__WHAT THE TASK ASKS__: Can you print the data exactly and leave out each image?

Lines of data
— start —
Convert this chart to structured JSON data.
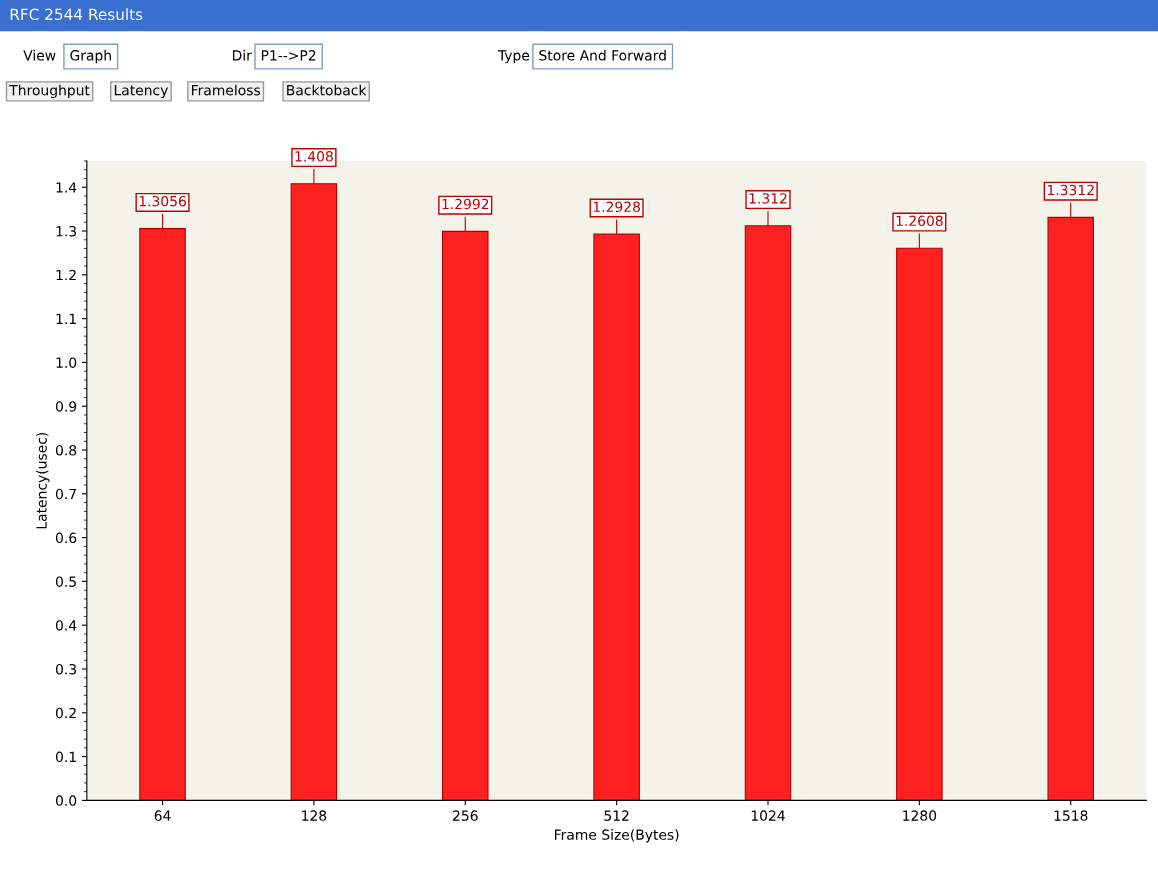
{
  "chart_data": {
    "type": "bar",
    "title": "RFC 2544 Results",
    "annotations": [
      "View",
      "Graph",
      "Dir",
      "P1-->P2",
      "Type",
      "Store And Forward",
      "Throughput",
      "Latency",
      "Frameloss",
      "Backtoback"
    ],
    "xlabel": "Frame Size(Bytes)",
    "ylabel": "Latency(usec)",
    "categories": [
      "64",
      "128",
      "256",
      "512",
      "1024",
      "1280",
      "1518"
    ],
    "values": [
      1.3056,
      1.408,
      1.2992,
      1.2928,
      1.312,
      1.2608,
      1.3312
    ],
    "color": "#ff2020",
    "data_labels": true,
    "grid": false,
    "ylim": [
      0,
      1.46
    ],
    "yticks": [
      {
        "value": 0,
        "label": "0.0"
      },
      0.1,
      0.2,
      0.3,
      0.4,
      0.5,
      0.6,
      0.7,
      0.8,
      0.9,
      {
        "value": 1,
        "label": "1.0"
      },
      1.1,
      1.2,
      1.3,
      1.4
    ]
  }
}
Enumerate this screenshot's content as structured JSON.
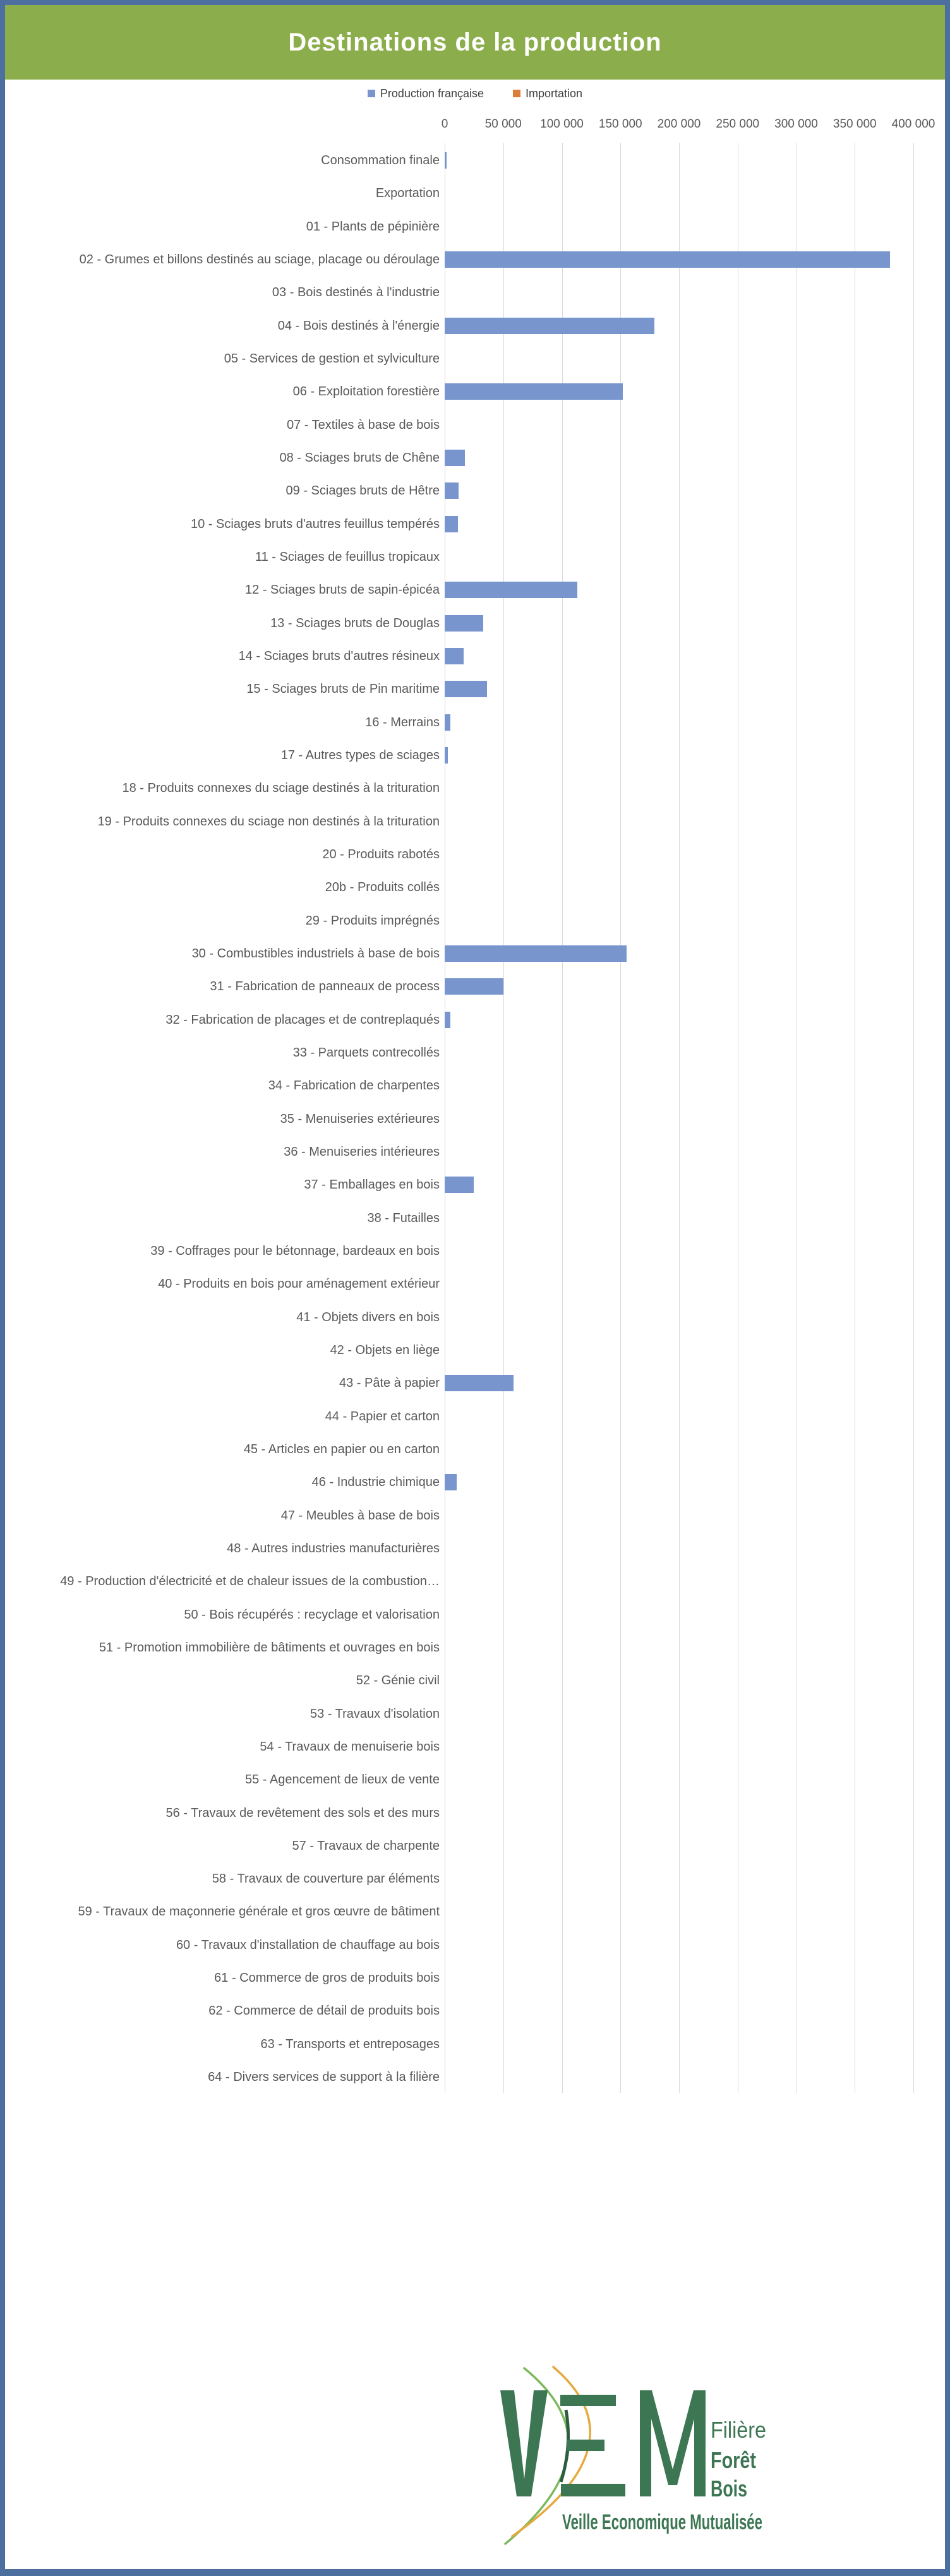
{
  "header": {
    "title": "Destinations de la production",
    "bg_color": "#8CAD4B",
    "text_color": "#FFFFFF"
  },
  "frame": {
    "border_color": "#4C6F9F",
    "background": "#FFFFFF"
  },
  "legend": {
    "items": [
      {
        "label": "Production française",
        "color": "#7896CD"
      },
      {
        "label": "Importation",
        "color": "#DE7D3A"
      }
    ]
  },
  "style_colors": {
    "grid": "#D9D9D9",
    "axis_text": "#595959",
    "category_text": "#595959",
    "legend_text": "#404040"
  },
  "chart_data": {
    "type": "bar",
    "orientation": "horizontal",
    "title": "Destinations de la production",
    "xlabel": "",
    "ylabel": "",
    "xlim": [
      0,
      400000
    ],
    "grid": true,
    "legend_position": "top",
    "x_ticks": [
      "0",
      "50 000",
      "100 000",
      "150 000",
      "200 000",
      "250 000",
      "300 000",
      "350 000",
      "400 000"
    ],
    "x_tick_values": [
      0,
      50000,
      100000,
      150000,
      200000,
      250000,
      300000,
      350000,
      400000
    ],
    "categories": [
      "Consommation finale",
      "Exportation",
      "01 - Plants de pépinière",
      "02 - Grumes et billons destinés au sciage, placage ou déroulage",
      "03 - Bois destinés à l'industrie",
      "04 - Bois destinés à l'énergie",
      "05 - Services de gestion et sylviculture",
      "06 - Exploitation forestière",
      "07 - Textiles à base de bois",
      "08 - Sciages bruts de Chêne",
      "09 - Sciages bruts de Hêtre",
      "10 - Sciages bruts d'autres feuillus tempérés",
      "11 - Sciages de feuillus tropicaux",
      "12 - Sciages bruts de sapin-épicéa",
      "13 - Sciages bruts de Douglas",
      "14 - Sciages bruts d'autres résineux",
      "15 - Sciages bruts de Pin maritime",
      "16 - Merrains",
      "17 - Autres types de sciages",
      "18 - Produits connexes du sciage destinés à la trituration",
      "19 - Produits connexes du sciage non destinés à la trituration",
      "20 - Produits rabotés",
      "20b - Produits collés",
      "29 - Produits imprégnés",
      "30 - Combustibles industriels à base de bois",
      "31 - Fabrication de panneaux de process",
      "32 - Fabrication de placages et de contreplaqués",
      "33 - Parquets contrecollés",
      "34 - Fabrication de charpentes",
      "35 - Menuiseries extérieures",
      "36 - Menuiseries intérieures",
      "37 - Emballages en bois",
      "38 - Futailles",
      "39 - Coffrages pour le bétonnage, bardeaux en bois",
      "40 - Produits en bois pour aménagement extérieur",
      "41 - Objets divers en bois",
      "42 - Objets en liège",
      "43 - Pâte à papier",
      "44 - Papier et carton",
      "45 - Articles en papier ou en carton",
      "46 - Industrie chimique",
      "47 - Meubles à base de bois",
      "48 - Autres industries manufacturières",
      "49 - Production d'électricité et de chaleur issues de la combustion…",
      "50 - Bois récupérés : recyclage et valorisation",
      "51 - Promotion immobilière de bâtiments et ouvrages en bois",
      "52 - Génie civil",
      "53 - Travaux d'isolation",
      "54 - Travaux de menuiserie bois",
      "55 - Agencement de lieux de vente",
      "56 - Travaux de revêtement des sols et des murs",
      "57 - Travaux de charpente",
      "58 - Travaux de couverture par éléments",
      "59 - Travaux de maçonnerie générale et gros œuvre de bâtiment",
      "60 - Travaux d'installation de chauffage au bois",
      "61 - Commerce de gros de produits bois",
      "62 - Commerce de détail de produits bois",
      "63 - Transports et entreposages",
      "64 - Divers services de support à la filière"
    ],
    "series": [
      {
        "name": "Production française",
        "color": "#7896CD",
        "values": [
          1500,
          0,
          0,
          380000,
          0,
          179000,
          0,
          152000,
          0,
          17000,
          12000,
          11500,
          0,
          113000,
          33000,
          16000,
          36000,
          5000,
          2500,
          0,
          0,
          0,
          0,
          0,
          155000,
          50000,
          5000,
          0,
          0,
          0,
          0,
          25000,
          0,
          0,
          0,
          0,
          0,
          59000,
          0,
          0,
          10000,
          0,
          0,
          0,
          0,
          0,
          0,
          0,
          0,
          0,
          0,
          0,
          0,
          0,
          0,
          0,
          0,
          0,
          0
        ]
      },
      {
        "name": "Importation",
        "color": "#DE7D3A",
        "values": [
          0,
          0,
          0,
          0,
          0,
          0,
          0,
          0,
          0,
          0,
          0,
          0,
          0,
          0,
          0,
          0,
          0,
          0,
          0,
          0,
          0,
          0,
          0,
          0,
          0,
          0,
          0,
          0,
          0,
          0,
          0,
          0,
          0,
          0,
          0,
          0,
          0,
          0,
          0,
          0,
          0,
          0,
          0,
          0,
          0,
          0,
          0,
          0,
          0,
          0,
          0,
          0,
          0,
          0,
          0,
          0,
          0,
          0,
          0
        ]
      }
    ]
  },
  "logo": {
    "letters": "VEM",
    "line1": "Filière",
    "line2": "Forêt",
    "line3": "Bois",
    "tagline": "Veille Economique Mutualisée",
    "green_dark": "#3C7653",
    "green_arc": "#7CB95C",
    "orange_arc": "#E5A93E"
  }
}
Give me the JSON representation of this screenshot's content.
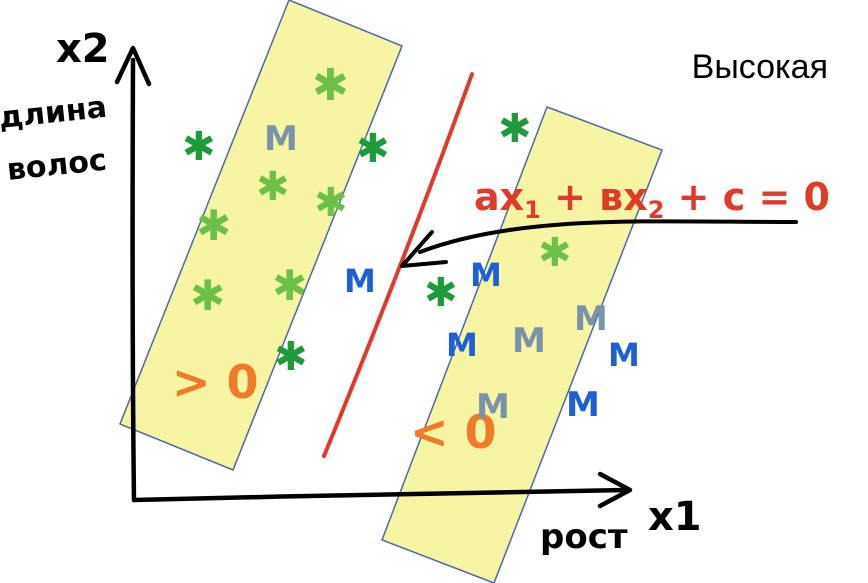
{
  "corner_label": "Высокая",
  "axes": {
    "y_label": "x2",
    "y_description": [
      "длина",
      "волос"
    ],
    "x_label": "x1",
    "x_description": "рост"
  },
  "equation": {
    "left": "ax",
    "left_sub": "1",
    "mid": " + вx",
    "mid_sub": "2",
    "right": " + c = 0"
  },
  "region_left_label": "> 0",
  "region_right_label": "< 0",
  "markers": {
    "star_glyph": "✱",
    "m_glyph": "M"
  },
  "colors": {
    "band_fill": "#f7f4a4",
    "band_stroke": "#4a6aa8",
    "separator_line": "#e03a2a",
    "equation_text": "#e03a2a",
    "region_label": "#f07a2a",
    "star_dark_green": "#1f9a3a",
    "star_light_green": "#6cc04a",
    "m_gray_blue": "#7a93a8",
    "m_blue": "#1f5fd4",
    "axis": "#000000"
  }
}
— end —
__WRITTEN SOLUTION__:
Convert this chart to structured JSON data.
{
  "chart_data": {
    "type": "bar",
    "title": "RFC 2544 Results",
    "annotations": [
      "View",
      "Graph",
      "Dir",
      "P1-->P2",
      "Type",
      "Store And Forward",
      "Throughput",
      "Latency",
      "Frameloss",
      "Backtoback"
    ],
    "xlabel": "Frame Size(Bytes)",
    "ylabel": "Latency(usec)",
    "categories": [
      "64",
      "128",
      "256",
      "512",
      "1024",
      "1280",
      "1518"
    ],
    "values": [
      1.3056,
      1.408,
      1.2992,
      1.2928,
      1.312,
      1.2608,
      1.3312
    ],
    "color": "#ff2020",
    "data_labels": true,
    "grid": false,
    "ylim": [
      0,
      1.46
    ],
    "yticks": [
      {
        "value": 0,
        "label": "0.0"
      },
      0.1,
      0.2,
      0.3,
      0.4,
      0.5,
      0.6,
      0.7,
      0.8,
      0.9,
      {
        "value": 1,
        "label": "1.0"
      },
      1.1,
      1.2,
      1.3,
      1.4
    ]
  }
}
Enumerate this screenshot's content as structured JSON.
{
  "header": {
    "title": "Destinations de la production",
    "bg_color": "#8CAD4B",
    "text_color": "#FFFFFF"
  },
  "frame": {
    "border_color": "#4C6F9F",
    "background": "#FFFFFF"
  },
  "legend": {
    "items": [
      {
        "label": "Production française",
        "color": "#7896CD"
      },
      {
        "label": "Importation",
        "color": "#DE7D3A"
      }
    ]
  },
  "style_colors": {
    "grid": "#D9D9D9",
    "axis_text": "#595959",
    "category_text": "#595959",
    "legend_text": "#404040"
  },
  "chart_data": {
    "type": "bar",
    "orientation": "horizontal",
    "title": "Destinations de la production",
    "xlabel": "",
    "ylabel": "",
    "xlim": [
      0,
      400000
    ],
    "grid": true,
    "legend_position": "top",
    "x_ticks": [
      "0",
      "50 000",
      "100 000",
      "150 000",
      "200 000",
      "250 000",
      "300 000",
      "350 000",
      "400 000"
    ],
    "x_tick_values": [
      0,
      50000,
      100000,
      150000,
      200000,
      250000,
      300000,
      350000,
      400000
    ],
    "categories": [
      "Consommation finale",
      "Exportation",
      "01 - Plants de pépinière",
      "02 - Grumes et billons destinés au sciage, placage ou déroulage",
      "03 - Bois destinés à l'industrie",
      "04 - Bois destinés à l'énergie",
      "05 - Services de gestion et sylviculture",
      "06 - Exploitation forestière",
      "07 - Textiles à base de bois",
      "08 - Sciages bruts de Chêne",
      "09 - Sciages bruts de Hêtre",
      "10 - Sciages bruts d'autres feuillus tempérés",
      "11 - Sciages de feuillus tropicaux",
      "12 - Sciages bruts de sapin-épicéa",
      "13 - Sciages bruts de Douglas",
      "14 - Sciages bruts d'autres résineux",
      "15 - Sciages bruts de Pin maritime",
      "16 - Merrains",
      "17 - Autres types de sciages",
      "18 - Produits connexes du sciage destinés à la trituration",
      "19 - Produits connexes du sciage non destinés à la trituration",
      "20 - Produits rabotés",
      "20b - Produits collés",
      "29 - Produits imprégnés",
      "30 - Combustibles industriels à base de bois",
      "31 - Fabrication de panneaux de process",
      "32 - Fabrication de placages et de contreplaqués",
      "33 - Parquets contrecollés",
      "34 - Fabrication de charpentes",
      "35 - Menuiseries extérieures",
      "36 - Menuiseries intérieures",
      "37 - Emballages en bois",
      "38 - Futailles",
      "39 - Coffrages pour le bétonnage, bardeaux en bois",
      "40 - Produits en bois pour aménagement extérieur",
      "41 - Objets divers en bois",
      "42 - Objets en liège",
      "43 - Pâte à papier",
      "44 - Papier et carton",
      "45 - Articles en papier ou en carton",
      "46 - Industrie chimique",
      "47 - Meubles à base de bois",
      "48 - Autres industries manufacturières",
      "49 - Production d'électricité et de chaleur issues de la combustion…",
      "50 - Bois récupérés : recyclage et valorisation",
      "51 - Promotion immobilière de bâtiments et ouvrages en bois",
      "52 - Génie civil",
      "53 - Travaux d'isolation",
      "54 - Travaux de menuiserie bois",
      "55 - Agencement de lieux de vente",
      "56 - Travaux de revêtement des sols et des murs",
      "57 - Travaux de charpente",
      "58 - Travaux de couverture par éléments",
      "59 - Travaux de maçonnerie générale et gros œuvre de bâtiment",
      "60 - Travaux d'installation de chauffage au bois",
      "61 - Commerce de gros de produits bois",
      "62 - Commerce de détail de produits bois",
      "63 - Transports et entreposages",
      "64 - Divers services de support à la filière"
    ],
    "series": [
      {
        "name": "Production française",
        "color": "#7896CD",
        "values": [
          1500,
          0,
          0,
          380000,
          0,
          179000,
          0,
          152000,
          0,
          17000,
          12000,
          11500,
          0,
          113000,
          33000,
          16000,
          36000,
          5000,
          2500,
          0,
          0,
          0,
          0,
          0,
          155000,
          50000,
          5000,
          0,
          0,
          0,
          0,
          25000,
          0,
          0,
          0,
          0,
          0,
          59000,
          0,
          0,
          10000,
          0,
          0,
          0,
          0,
          0,
          0,
          0,
          0,
          0,
          0,
          0,
          0,
          0,
          0,
          0,
          0,
          0,
          0
        ]
      },
      {
        "name": "Importation",
        "color": "#DE7D3A",
        "values": [
          0,
          0,
          0,
          0,
          0,
          0,
          0,
          0,
          0,
          0,
          0,
          0,
          0,
          0,
          0,
          0,
          0,
          0,
          0,
          0,
          0,
          0,
          0,
          0,
          0,
          0,
          0,
          0,
          0,
          0,
          0,
          0,
          0,
          0,
          0,
          0,
          0,
          0,
          0,
          0,
          0,
          0,
          0,
          0,
          0,
          0,
          0,
          0,
          0,
          0,
          0,
          0,
          0,
          0,
          0,
          0,
          0,
          0,
          0
        ]
      }
    ]
  },
  "logo": {
    "letters": "VEM",
    "line1": "Filière",
    "line2": "Forêt",
    "line3": "Bois",
    "tagline": "Veille Economique Mutualisée",
    "green_dark": "#3C7653",
    "green_arc": "#7CB95C",
    "orange_arc": "#E5A93E"
  }
}
Give me the JSON representation of this screenshot's content.
{
  "corner_label": "Высокая",
  "axes": {
    "y_label": "x2",
    "y_description": [
      "длина",
      "волос"
    ],
    "x_label": "x1",
    "x_description": "рост"
  },
  "equation": {
    "left": "ax",
    "left_sub": "1",
    "mid": " + вx",
    "mid_sub": "2",
    "right": " + c = 0"
  },
  "region_left_label": "> 0",
  "region_right_label": "< 0",
  "markers": {
    "star_glyph": "✱",
    "m_glyph": "M"
  },
  "colors": {
    "band_fill": "#f7f4a4",
    "band_stroke": "#4a6aa8",
    "separator_line": "#e03a2a",
    "equation_text": "#e03a2a",
    "region_label": "#f07a2a",
    "star_dark_green": "#1f9a3a",
    "star_light_green": "#6cc04a",
    "m_gray_blue": "#7a93a8",
    "m_blue": "#1f5fd4",
    "axis": "#000000"
  }
}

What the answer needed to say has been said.